▶ [Exercise brief]:
Scan the data below for the string "RISQUES". Show every line where it turns up.

▶ [Data records]:
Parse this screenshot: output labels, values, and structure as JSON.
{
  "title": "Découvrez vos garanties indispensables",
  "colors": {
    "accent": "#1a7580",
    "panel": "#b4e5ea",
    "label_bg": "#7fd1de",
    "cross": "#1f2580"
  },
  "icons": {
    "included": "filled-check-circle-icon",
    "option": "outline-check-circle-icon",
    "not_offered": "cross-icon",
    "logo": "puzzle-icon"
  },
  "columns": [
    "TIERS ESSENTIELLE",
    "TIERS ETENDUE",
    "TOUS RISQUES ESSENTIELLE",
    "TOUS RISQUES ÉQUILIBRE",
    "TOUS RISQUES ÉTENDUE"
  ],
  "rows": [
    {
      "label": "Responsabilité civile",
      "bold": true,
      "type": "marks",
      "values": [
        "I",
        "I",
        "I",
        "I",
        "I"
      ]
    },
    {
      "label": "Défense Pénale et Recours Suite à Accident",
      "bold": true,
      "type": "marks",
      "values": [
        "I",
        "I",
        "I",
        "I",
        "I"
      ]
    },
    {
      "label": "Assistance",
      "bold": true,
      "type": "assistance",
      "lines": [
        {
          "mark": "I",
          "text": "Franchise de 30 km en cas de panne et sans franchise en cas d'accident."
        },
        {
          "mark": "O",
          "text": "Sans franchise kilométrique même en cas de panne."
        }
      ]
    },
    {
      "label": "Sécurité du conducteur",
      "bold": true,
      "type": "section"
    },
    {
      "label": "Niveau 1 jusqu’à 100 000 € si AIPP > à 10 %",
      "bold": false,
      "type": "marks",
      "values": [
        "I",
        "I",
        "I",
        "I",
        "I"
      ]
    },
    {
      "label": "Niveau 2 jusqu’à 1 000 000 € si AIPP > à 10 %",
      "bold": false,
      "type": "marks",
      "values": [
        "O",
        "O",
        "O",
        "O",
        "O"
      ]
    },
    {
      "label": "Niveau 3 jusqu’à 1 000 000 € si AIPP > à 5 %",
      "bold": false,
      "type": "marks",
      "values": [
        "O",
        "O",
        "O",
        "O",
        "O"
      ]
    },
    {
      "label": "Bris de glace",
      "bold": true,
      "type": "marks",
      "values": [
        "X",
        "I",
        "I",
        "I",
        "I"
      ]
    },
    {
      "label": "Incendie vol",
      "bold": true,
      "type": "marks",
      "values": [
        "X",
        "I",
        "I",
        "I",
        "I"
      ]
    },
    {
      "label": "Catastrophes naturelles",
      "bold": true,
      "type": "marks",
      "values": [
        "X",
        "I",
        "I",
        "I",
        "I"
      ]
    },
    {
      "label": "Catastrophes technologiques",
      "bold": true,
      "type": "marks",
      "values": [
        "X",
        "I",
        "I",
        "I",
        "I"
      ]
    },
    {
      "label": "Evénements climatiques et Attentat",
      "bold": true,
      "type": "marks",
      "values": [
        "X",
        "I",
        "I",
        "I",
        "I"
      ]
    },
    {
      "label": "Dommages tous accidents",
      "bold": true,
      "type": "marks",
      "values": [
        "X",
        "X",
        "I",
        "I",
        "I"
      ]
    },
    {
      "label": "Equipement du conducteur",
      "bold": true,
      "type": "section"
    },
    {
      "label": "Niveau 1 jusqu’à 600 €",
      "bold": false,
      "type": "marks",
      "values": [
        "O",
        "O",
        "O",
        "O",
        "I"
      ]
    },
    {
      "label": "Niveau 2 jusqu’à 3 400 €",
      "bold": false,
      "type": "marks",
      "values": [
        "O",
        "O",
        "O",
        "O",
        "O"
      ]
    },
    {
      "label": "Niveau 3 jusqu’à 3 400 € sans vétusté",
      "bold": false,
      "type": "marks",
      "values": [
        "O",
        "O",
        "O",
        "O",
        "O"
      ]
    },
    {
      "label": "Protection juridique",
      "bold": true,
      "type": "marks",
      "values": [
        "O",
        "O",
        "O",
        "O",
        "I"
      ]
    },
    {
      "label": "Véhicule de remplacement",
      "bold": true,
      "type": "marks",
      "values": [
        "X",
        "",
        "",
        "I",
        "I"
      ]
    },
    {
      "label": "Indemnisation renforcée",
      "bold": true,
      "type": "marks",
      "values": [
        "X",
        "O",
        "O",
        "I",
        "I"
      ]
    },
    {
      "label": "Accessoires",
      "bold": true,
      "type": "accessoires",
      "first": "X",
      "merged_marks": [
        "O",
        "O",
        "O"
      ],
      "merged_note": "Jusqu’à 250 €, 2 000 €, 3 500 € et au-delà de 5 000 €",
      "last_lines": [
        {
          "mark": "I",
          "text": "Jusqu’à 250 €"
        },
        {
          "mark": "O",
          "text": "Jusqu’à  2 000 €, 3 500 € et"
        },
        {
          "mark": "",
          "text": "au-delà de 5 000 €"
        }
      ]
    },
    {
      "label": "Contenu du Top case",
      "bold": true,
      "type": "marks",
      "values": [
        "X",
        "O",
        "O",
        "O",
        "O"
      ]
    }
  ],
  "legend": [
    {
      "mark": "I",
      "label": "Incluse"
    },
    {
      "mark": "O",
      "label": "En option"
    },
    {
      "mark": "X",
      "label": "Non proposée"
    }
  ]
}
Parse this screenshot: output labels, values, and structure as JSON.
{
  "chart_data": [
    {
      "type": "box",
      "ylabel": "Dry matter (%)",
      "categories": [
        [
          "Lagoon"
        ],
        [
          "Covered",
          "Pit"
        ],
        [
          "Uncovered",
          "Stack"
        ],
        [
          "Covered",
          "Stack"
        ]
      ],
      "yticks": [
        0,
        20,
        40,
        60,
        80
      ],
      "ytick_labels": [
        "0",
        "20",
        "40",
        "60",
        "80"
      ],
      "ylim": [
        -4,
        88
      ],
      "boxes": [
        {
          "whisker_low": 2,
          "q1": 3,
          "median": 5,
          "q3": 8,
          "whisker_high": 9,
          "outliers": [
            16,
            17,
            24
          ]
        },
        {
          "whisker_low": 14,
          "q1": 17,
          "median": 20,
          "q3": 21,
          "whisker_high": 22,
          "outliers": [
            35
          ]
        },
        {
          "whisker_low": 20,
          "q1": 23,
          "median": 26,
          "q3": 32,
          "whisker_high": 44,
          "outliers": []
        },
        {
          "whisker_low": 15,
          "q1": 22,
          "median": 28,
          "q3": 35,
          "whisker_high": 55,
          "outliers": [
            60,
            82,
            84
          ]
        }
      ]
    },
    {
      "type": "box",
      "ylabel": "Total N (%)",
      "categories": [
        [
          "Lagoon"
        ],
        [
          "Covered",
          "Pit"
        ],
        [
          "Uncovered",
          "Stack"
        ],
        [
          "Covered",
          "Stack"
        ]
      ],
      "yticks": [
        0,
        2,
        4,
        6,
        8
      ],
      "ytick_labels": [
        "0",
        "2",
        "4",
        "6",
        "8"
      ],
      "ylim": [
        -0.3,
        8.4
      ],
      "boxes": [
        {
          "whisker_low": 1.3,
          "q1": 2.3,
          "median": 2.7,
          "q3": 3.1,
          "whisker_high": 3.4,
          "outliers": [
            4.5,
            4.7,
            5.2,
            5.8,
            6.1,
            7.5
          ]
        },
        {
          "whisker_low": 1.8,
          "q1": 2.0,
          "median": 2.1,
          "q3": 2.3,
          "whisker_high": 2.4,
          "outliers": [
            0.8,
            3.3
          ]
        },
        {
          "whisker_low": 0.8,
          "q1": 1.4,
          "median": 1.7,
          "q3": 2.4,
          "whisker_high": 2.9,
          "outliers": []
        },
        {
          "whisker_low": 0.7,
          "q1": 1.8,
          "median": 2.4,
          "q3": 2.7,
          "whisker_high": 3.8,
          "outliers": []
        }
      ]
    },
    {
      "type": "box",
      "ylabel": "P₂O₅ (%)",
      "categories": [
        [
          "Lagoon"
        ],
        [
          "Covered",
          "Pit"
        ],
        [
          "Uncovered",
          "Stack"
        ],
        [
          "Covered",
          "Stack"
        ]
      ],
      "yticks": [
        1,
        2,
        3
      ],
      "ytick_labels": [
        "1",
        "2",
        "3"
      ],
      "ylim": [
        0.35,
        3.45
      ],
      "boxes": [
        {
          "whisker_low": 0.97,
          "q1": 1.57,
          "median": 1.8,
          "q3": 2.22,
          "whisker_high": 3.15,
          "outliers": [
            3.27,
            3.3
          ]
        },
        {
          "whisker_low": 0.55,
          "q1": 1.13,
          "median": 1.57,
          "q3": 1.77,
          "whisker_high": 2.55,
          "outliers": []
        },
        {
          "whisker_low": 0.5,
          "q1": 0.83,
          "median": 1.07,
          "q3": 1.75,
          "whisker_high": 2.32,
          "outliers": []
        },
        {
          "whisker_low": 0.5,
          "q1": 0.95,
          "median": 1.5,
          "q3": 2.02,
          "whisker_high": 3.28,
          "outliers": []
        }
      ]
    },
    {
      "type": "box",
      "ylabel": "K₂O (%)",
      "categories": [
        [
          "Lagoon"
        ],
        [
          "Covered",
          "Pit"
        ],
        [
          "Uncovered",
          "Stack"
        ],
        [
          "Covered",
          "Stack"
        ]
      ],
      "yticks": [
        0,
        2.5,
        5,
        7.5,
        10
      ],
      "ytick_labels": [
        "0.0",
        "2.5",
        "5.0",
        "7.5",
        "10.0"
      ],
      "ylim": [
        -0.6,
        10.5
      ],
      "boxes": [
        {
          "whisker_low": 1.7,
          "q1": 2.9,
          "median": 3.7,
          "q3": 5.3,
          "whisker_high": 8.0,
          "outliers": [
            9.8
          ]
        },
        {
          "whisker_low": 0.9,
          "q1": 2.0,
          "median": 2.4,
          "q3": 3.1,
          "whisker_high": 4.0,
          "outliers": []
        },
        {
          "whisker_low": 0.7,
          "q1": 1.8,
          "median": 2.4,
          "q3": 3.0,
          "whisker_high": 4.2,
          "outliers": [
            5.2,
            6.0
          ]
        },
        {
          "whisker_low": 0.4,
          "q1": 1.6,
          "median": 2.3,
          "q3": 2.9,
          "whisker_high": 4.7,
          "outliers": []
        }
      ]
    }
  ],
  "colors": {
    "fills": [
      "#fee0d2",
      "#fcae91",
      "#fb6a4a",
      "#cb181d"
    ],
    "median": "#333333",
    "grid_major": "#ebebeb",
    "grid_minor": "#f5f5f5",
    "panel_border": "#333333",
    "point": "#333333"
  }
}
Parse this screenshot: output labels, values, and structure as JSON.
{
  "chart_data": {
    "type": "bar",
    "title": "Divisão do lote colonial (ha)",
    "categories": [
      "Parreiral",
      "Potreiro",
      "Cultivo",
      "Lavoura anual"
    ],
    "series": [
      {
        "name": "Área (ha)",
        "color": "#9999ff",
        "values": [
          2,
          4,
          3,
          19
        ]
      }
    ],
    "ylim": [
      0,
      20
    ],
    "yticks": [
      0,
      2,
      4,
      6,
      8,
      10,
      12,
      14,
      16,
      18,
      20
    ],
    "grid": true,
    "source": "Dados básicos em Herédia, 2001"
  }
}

▶ [Task answer]:
    "TOUS RISQUES ESSENTIELLE",
    "TOUS RISQUES ÉQUILIBRE",
    "TOUS RISQUES ÉTENDUE"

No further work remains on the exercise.